* **TEXT SEGMENT**:

Skip to content

Tip

The features described on this page are not available in the public service. Contact us to know more.

Data indices

A data index stores a collection of documents in a project. This page shows how to create and delete a data index, and to list all data indices in a project.

Since a data index "lives" inside a project, we need to specify which project we are referring to. This is accomplished by a project key PROJ_KEY. We can obtain the project keys for our projects by listing them.

Creating a data index in a project

Suppose you want to create an index called NAME. Optionally, a description,DESC, for the data index can be provided.

$ deepsearch cps data-indices create -p PROJ_KEY -n NAME -d DESC

After you have generated the api object (from a profile):

api.data_indices.create(proj_key=PROJ_KEY, name=NAME, desc=DESC)

In addition, it is possible to specify non-default type of data index. For more, see here for CLI and here for python.

Type Description
Document (Default) Index containing documents uploaded as PDF and converted by the platform.
DB Record Index containing data matching the DB records schema. This usually orginates from curated data collections, and exposes a schema which can be leveraged in the processing pipeline.
Generic Generic type with the least requirements.
Experiment Data coming from simulation experiments.

Listing data indices in a project

$ deepsearch cps data-indices list -p PROJ_KEY
indices = api.data_indices.list(PROJ_KEY)

for item in indices:
    print(item.source.index_key, item.name)

# If your project uses Pandas, you can easily convert the list of projects to a Dataframe
import pandas as pd
df = pd.DataFrame([item.to_dict() for item in indices])
print(df)

Deleting a data index from a project

To delete a data index, you need to specify an index via its INDEX_KEY. Listing data indices will show the INDEX_KEY for all the indices in a project.

$ deepsearch cps data-indices delete -p PROJ_KEY -x INDEX_KEY
from deepsearch.cps.client.components.elastic import ElasticProjectDataCollectionSource

# specify index
coords = ElasticProjectDataCollectionSource(proj_key=PROJ_KEY, index_key=INDEX_KEY)

api.data_indices.delete(coords)

Adding documents to a project

Documents can be converted and added, directly, to a data index in a project. Briefly, documents can be on a local machine or on the remote files. Local documents can be in PDF format, ZIP archives, or directory containing both (PATH_DOCS). The web address of a remote document is input directly or multiple web addresses can be stored in a text file (PATH_URL). The specification of documents is same as in Document Conversion.

* **WORK TO DO**:
1. Decide whether each statement agrees with the data indices page above. Answer yes or no for each and quote the words of the page that decide it.
(a) Deleting a data index requires specifying its INDEX_KEY.
(b) Generic is the default type of data index.
(c) A description must be provided when creating a data index.
2. Please write the next part of the data indices page, picking up right after its final sentence.

* **PROVIDED RECORDS**:
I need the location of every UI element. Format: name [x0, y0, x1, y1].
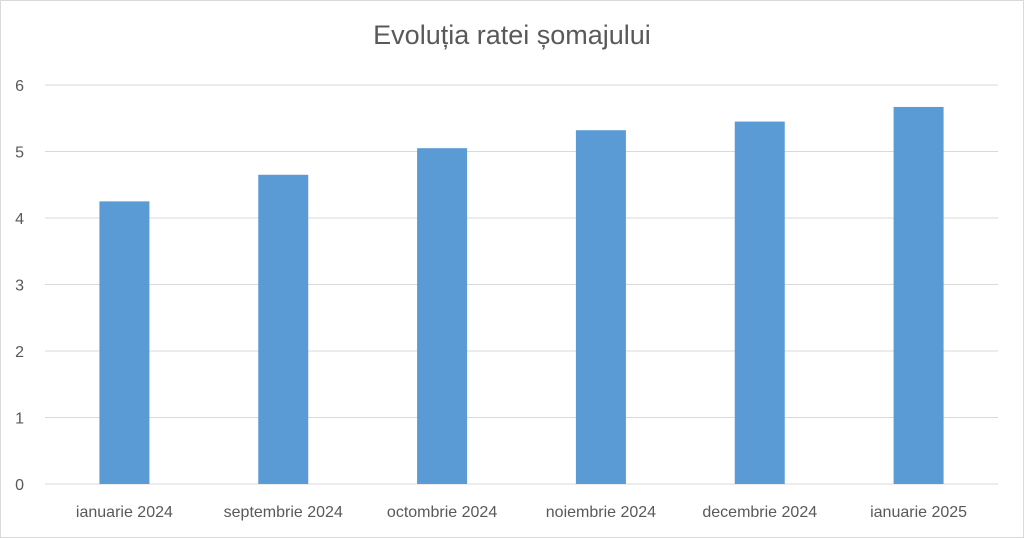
x-tick-label: septembrie 2024	[224, 504, 343, 521]
x-axis-ticks: ianuarie 2024 septembrie 2024 octombrie 20…	[76, 504, 967, 521]
x-tick-label: ianuarie 2025	[870, 504, 967, 521]
bar-6	[893, 106, 944, 484]
gridlines	[45, 84, 998, 485]
bars	[99, 106, 944, 485]
bar-5	[734, 121, 785, 484]
y-tick-label: 4	[15, 211, 24, 228]
y-tick-label: 2	[15, 344, 24, 361]
y-axis-ticks: 0 1 2 3 4 5 6	[15, 78, 24, 494]
chart-title: Evoluția ratei șomajului	[373, 20, 651, 50]
x-tick-label: noiembrie 2024	[546, 504, 656, 521]
bar-2	[258, 174, 309, 484]
x-tick-label: octombrie 2024	[387, 504, 497, 521]
bar-4	[575, 130, 626, 484]
y-tick-label: 5	[15, 145, 24, 162]
bar-1	[99, 201, 150, 484]
bar-3	[417, 148, 468, 485]
y-tick-label: 3	[15, 278, 24, 295]
x-tick-label: ianuarie 2024	[76, 504, 173, 521]
y-tick-label: 1	[15, 411, 24, 428]
x-tick-label: decembrie 2024	[702, 504, 817, 521]
y-tick-label: 0	[15, 477, 24, 494]
y-tick-label: 6	[15, 78, 24, 95]
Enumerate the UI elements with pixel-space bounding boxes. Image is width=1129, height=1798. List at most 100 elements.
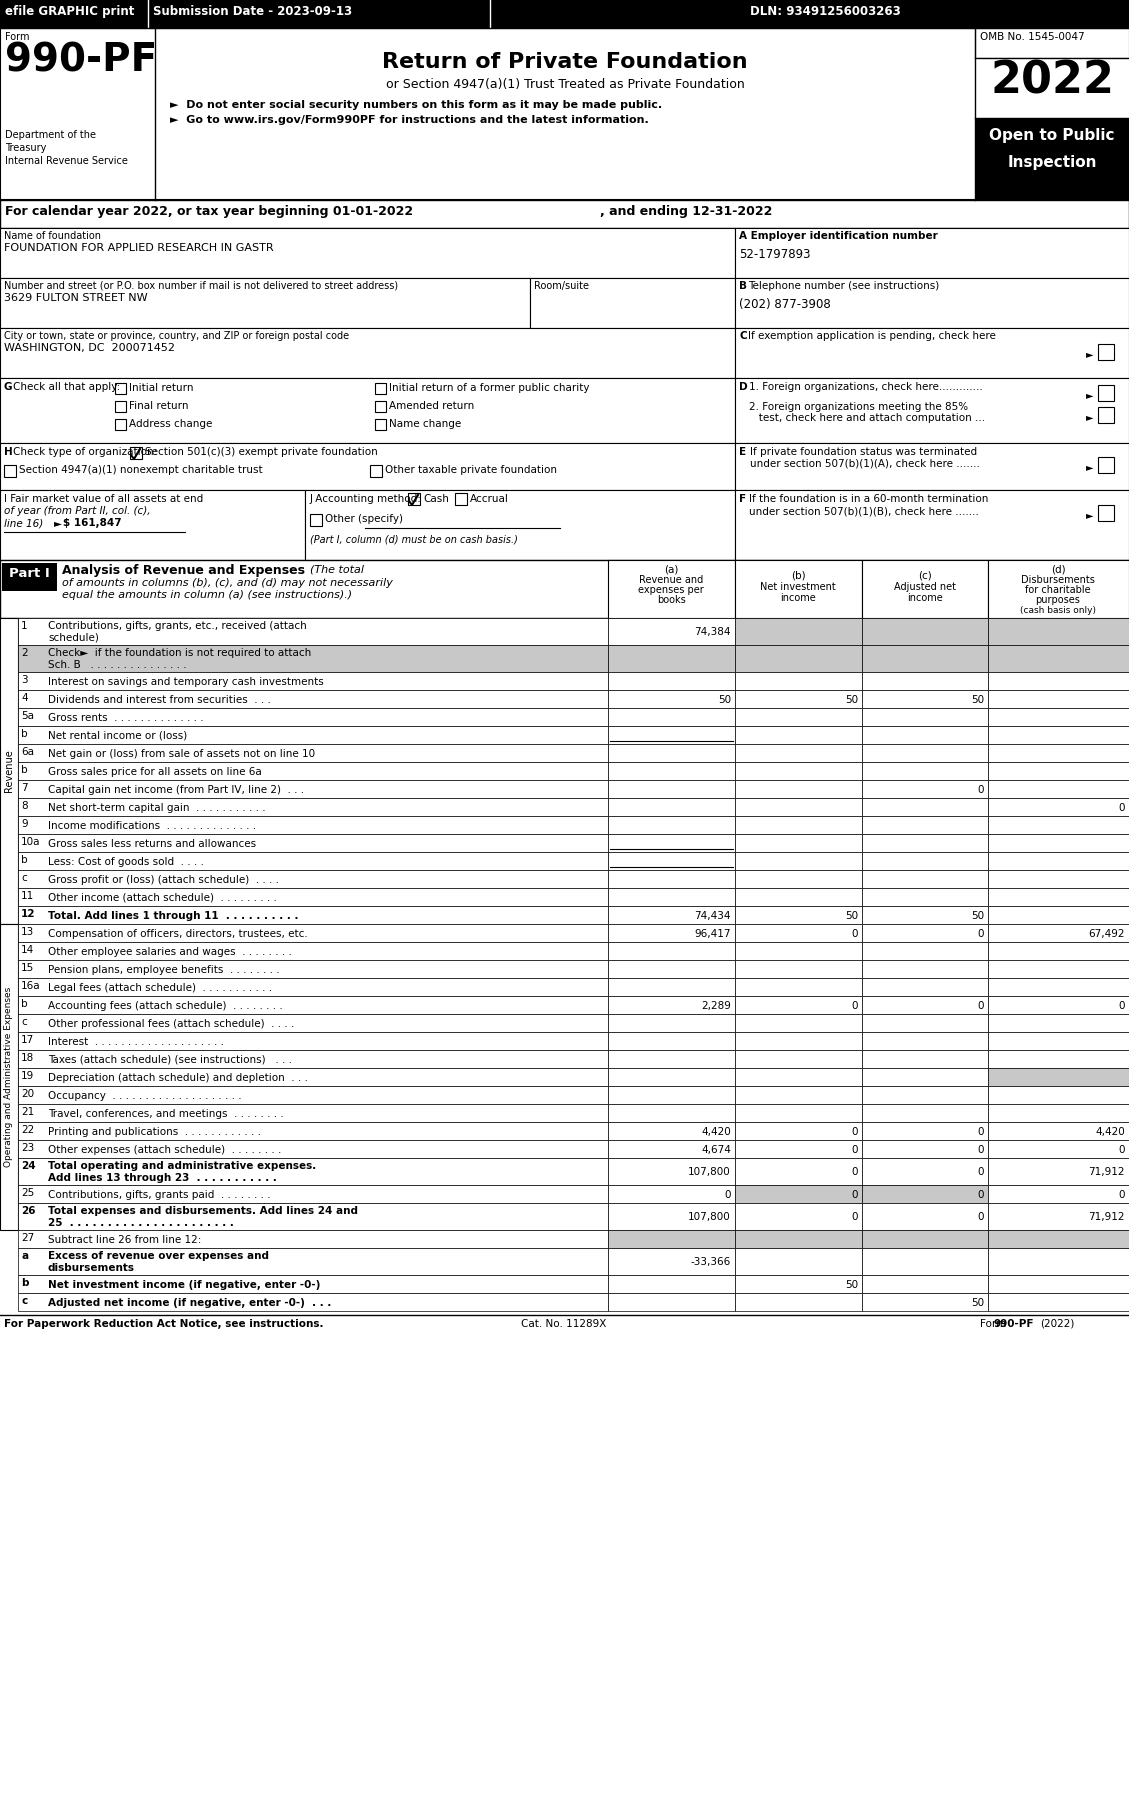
Bar [609,906,735,924]
Text: ►: ► [1086,412,1094,423]
Text: (The total: (The total [310,565,364,574]
Bar [18,834,609,852]
Bar [115,383,126,394]
Bar [735,1032,863,1050]
Text: ►: ► [54,518,62,529]
Text: test, check here and attach computation ...: test, check here and attach computation … [749,414,986,423]
Bar [988,619,1129,645]
Text: DLN: 93491256003263: DLN: 93491256003263 [750,5,901,18]
Bar [735,1275,863,1293]
Text: 0: 0 [1119,1001,1124,1010]
Bar [988,1140,1129,1158]
Text: 0: 0 [851,1212,858,1223]
Text: Occupancy  . . . . . . . . . . . . . . . . . . . .: Occupancy . . . . . . . . . . . . . . . … [49,1091,242,1100]
Bar [310,514,322,527]
Text: 4: 4 [21,692,27,703]
Bar [18,690,609,708]
Bar [735,559,863,619]
Bar [735,327,1129,378]
Bar [735,834,863,852]
Text: Cash: Cash [423,494,449,503]
Text: I Fair market value of all assets at end: I Fair market value of all assets at end [5,494,203,503]
Text: Net gain or (loss) from sale of assets not on line 10: Net gain or (loss) from sale of assets n… [49,750,315,759]
Text: Other professional fees (attach schedule)  . . . .: Other professional fees (attach schedule… [49,1019,295,1028]
Text: , and ending 12-31-2022: , and ending 12-31-2022 [599,205,772,218]
Text: 9: 9 [21,820,27,829]
Bar [18,1050,609,1068]
Bar [18,619,609,645]
Bar [988,1122,1129,1140]
Bar [863,1248,988,1275]
Text: (b): (b) [790,570,805,581]
Text: Capital gain net income (from Part IV, line 2)  . . .: Capital gain net income (from Part IV, l… [49,786,304,795]
Text: 990-PF: 990-PF [994,1320,1034,1329]
Bar [735,726,863,744]
Bar [988,942,1129,960]
Text: 0: 0 [978,930,984,939]
Bar [988,852,1129,870]
Text: 74,384: 74,384 [694,628,730,636]
Bar [408,493,420,505]
Text: 4,420: 4,420 [1095,1127,1124,1136]
Bar [863,798,988,816]
Text: Travel, conferences, and meetings  . . . . . . . .: Travel, conferences, and meetings . . . … [49,1109,283,1118]
Bar [0,378,735,442]
Bar [18,1230,609,1248]
Text: Name change: Name change [390,419,462,430]
Text: schedule): schedule) [49,633,99,644]
Text: 20: 20 [21,1090,34,1099]
Bar [735,645,863,672]
Text: 0: 0 [851,1145,858,1154]
Bar [988,996,1129,1014]
Text: 15: 15 [21,964,34,973]
Bar [988,870,1129,888]
Bar [609,1140,735,1158]
Bar [735,1050,863,1068]
Text: Section 501(c)(3) exempt private foundation: Section 501(c)(3) exempt private foundat… [145,448,378,457]
Bar [609,726,735,744]
Text: 2,289: 2,289 [701,1001,730,1010]
Bar [988,888,1129,906]
Text: 0: 0 [978,1001,984,1010]
Text: expenses per: expenses per [638,584,703,595]
Bar [18,1086,609,1104]
Text: Check all that apply:: Check all that apply: [14,381,121,392]
Bar [18,1275,609,1293]
Bar [863,1104,988,1122]
Bar [0,327,735,378]
Text: 16a: 16a [21,982,41,991]
Text: ►: ► [1086,390,1094,399]
Text: 107,800: 107,800 [689,1212,730,1223]
Bar [988,1230,1129,1248]
Text: 50: 50 [971,912,984,921]
Bar [609,1104,735,1122]
Text: 107,800: 107,800 [689,1167,730,1178]
Bar [0,279,530,327]
Text: (202) 877-3908: (202) 877-3908 [739,298,831,311]
Text: 21: 21 [21,1108,34,1117]
Text: 14: 14 [21,946,34,955]
Bar [863,978,988,996]
Bar [735,1140,863,1158]
Text: Treasury: Treasury [5,144,46,153]
Text: Pension plans, employee benefits  . . . . . . . .: Pension plans, employee benefits . . . .… [49,966,280,975]
Bar [735,780,863,798]
Bar [18,708,609,726]
Text: 23: 23 [21,1144,34,1153]
Text: Other (specify): Other (specify) [325,514,403,523]
Text: b: b [21,856,27,865]
Bar [609,1248,735,1275]
Text: 990-PF: 990-PF [5,41,157,79]
Bar [863,870,988,888]
Bar [735,378,1129,442]
Bar [988,744,1129,762]
Bar [988,834,1129,852]
Text: 27: 27 [21,1233,34,1242]
Text: Other taxable private foundation: Other taxable private foundation [385,466,557,475]
Text: (a): (a) [664,565,679,574]
Text: Dividends and interest from securities  . . .: Dividends and interest from securities .… [49,696,271,705]
Text: 50: 50 [971,696,984,705]
Text: 0: 0 [978,1127,984,1136]
Bar [988,1068,1129,1086]
Text: Gross profit or (loss) (attach schedule)  . . . .: Gross profit or (loss) (attach schedule)… [49,876,279,885]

* **THE ANSWERS**:
1.
(a) Yes: "To delete a data index, you need to specify an index via its INDEX_KEY."
(b) No: "Document (Default)"
(c) No: "Optionally, a description,DESC, for the data index can be provided."

2.
// for local documents
$ deepsearch cps data-indices upload -p PROJ_KEY -x INDEX_KEY -i PATH_DOCS

// for online documents
$ deepsearch cps data-indices upload -p PROJ_KEY -x INDEX_KEY -u PATH_URL

// for COS documents
$ deepsearch cps data-indices upload -p PROJ_KEY -x INDEX_KEY -c PATH_COS_COORDINATES
from deepsearch.cps.client.components.elastic import ElasticProjectDataCollectionSource
from deepsearch.cps.data_indices import utils as data_indices_utils

# Specify index
coords = ElasticProjectDataCollectionSource(proj_key=PROJ_KEY, index_key=INDEX_KEY)

# For local documents
data_indices_utils.upload_files(api=api, coords=coords, local_file=PATH_DOCS)

# For online documents

# load the urls from the file to a list
input_urls = open(PATH_URL).readlines()
# or, define a list directly
#input_urls = ["https:///URL1", "https://URL2", "https://URL3"]

data_indices_utils.upload_files(api=api, coords=coords, url=input_urls)

# For COS documents
cos_coordinates = S3Coordinates.parse_file(s3_coordinates)

data_indices_utils.upload_files(api=api, coords=coords, s3_coordinates=cos_coordinates)

Adding attachments to an index item

Attachments can be added to an index item in a project. Briefly, attachments have to be on local machine and can be (almost) any format. The full list of supported formats are listed here.

$ deepsearch cps data-indices add-attachment -p PROJ_KEY -x INDEX_KEY -d INDEX_ITEM_ID -i ATTACHMENT_PATH -k ATTACHMENT_KEY
from deepsearch.cps.client.components.data_indices import DataIndex

# get indices of the project
indices = api.data_indices.list(PROJ_KEY)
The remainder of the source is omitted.